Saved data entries
start
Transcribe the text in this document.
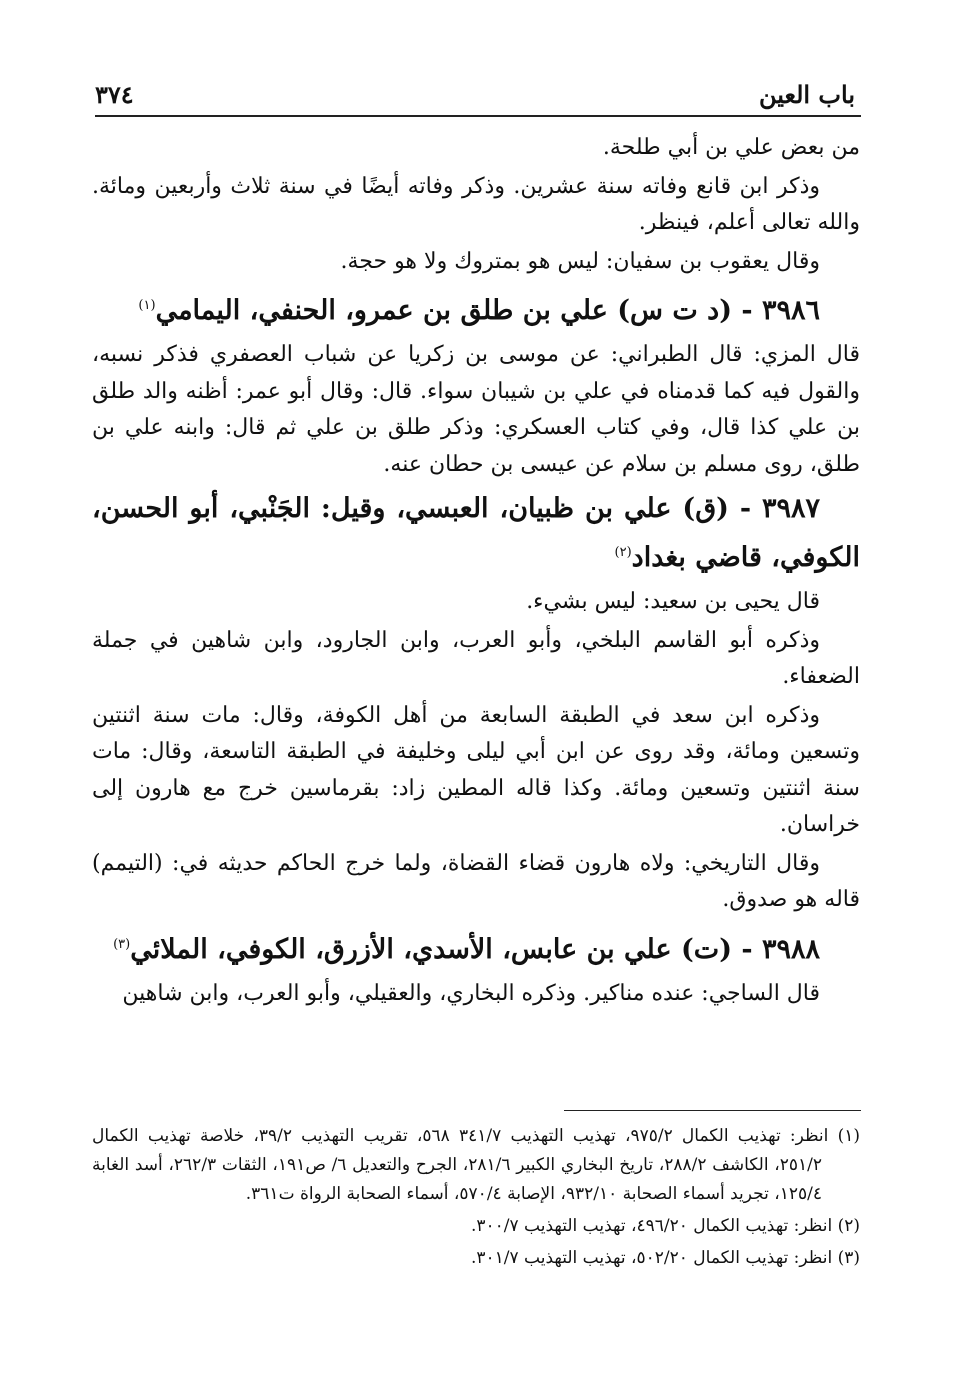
باب العين
٣٧٤

من بعض علي بن أبي طلحة.

وذكر ابن قانع وفاته سنة عشرين. وذكر وفاته أيضًا في سنة ثلاث وأربعين ومائة. والله تعالى أعلم، فينظر.

وقال يعقوب بن سفيان: ليس هو بمتروك ولا هو حجة.

٣٩٨٦ - (د ت س) علي بن طلق بن عمرو، الحنفي، اليمامي$^{(١)}$

قال المزي: قال الطبراني: عن موسى بن زكريا عن شباب العصفري فذكر نسبه، والقول فيه كما قدمناه في علي بن شيبان سواء. قال: وقال أبو عمر: أظنه والد طلق بن علي كذا قال، وفي كتاب العسكري: وذكر طلق بن علي ثم قال: وابنه علي بن طلق، روى مسلم بن سلام عن عيسى بن حطان عنه.

٣٩٨٧ - (ق) علي بن ظبيان، العبسي، وقيل: الجَنْبي، أبو الحسن، الكوفي، قاضي بغداد$^{(٢)}$

قال يحيى بن سعيد: ليس بشيء.

وذكره أبو القاسم البلخي، وأبو العرب، وابن الجارود، وابن شاهين في جملة الضعفاء.

وذكره ابن سعد في الطبقة السابعة من أهل الكوفة، وقال: مات سنة اثنتين وتسعين ومائة، وقد روى عن ابن أبي ليلى وخليفة في الطبقة التاسعة، وقال: مات سنة اثنتين وتسعين ومائة. وكذا قاله المطين زاد: بقرماسين خرج مع هارون إلى خراسان.

وقال التاريخي: ولاه هارون قضاء القضاة، ولما خرج الحاكم حديثه في: (التيمم) قاله هو صدوق.

٣٩٨٨ - (ت) علي بن عابس، الأسدي، الأزرق، الكوفي، الملائي$^{(٣)}$

قال الساجي: عنده مناكير. وذكره البخاري، والعقيلي، وأبو العرب، وابن شاهين

(١) انظر: تهذيب الكمال ٩٧٥/٢، تهذيب التهذيب ٣٤١/٧ ٥٦٨، تقريب التهذيب ٣٩/٢، خلاصة تهذيب الكمال ٢٥١/٢، الكاشف ٢٨٨/٢، تاريخ البخاري الكبير ٢٨١/٦، الجرح والتعديل ٦/ ص١٩١، الثقات ٢٦٢/٣، أسد الغابة ١٢٥/٤، تجريد أسماء الصحابة ٩٣٢/١٠، الإصابة ٥٧٠/٤، أسماء الصحابة الرواة ت٣٦١.

(٢) انظر: تهذيب الكمال ٤٩٦/٢٠، تهذيب التهذيب ٣٠٠/٧.

(٣) انظر: تهذيب الكمال ٥٠٢/٢٠، تهذيب التهذيب ٣٠١/٧.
end
**Written exercise**
Locate all lines in the listing above with the word "هارون" and copy them.

**Correct output**
وذكره ابن سعد في الطبقة السابعة من أهل الكوفة، وقال: مات سنة اثنتين وتسعين ومائة، وقد روى عن ابن أبي ليلى وخليفة في الطبقة التاسعة، وقال: مات سنة اثنتين وتسعين ومائة. وكذا قاله المطين زاد: بقرماسين خرج مع هارون إلى خراسان.
وقال التاريخي: ولاه هارون قضاء القضاة، ولما خرج الحاكم حديثه في: (التيمم) قاله هو صدوق.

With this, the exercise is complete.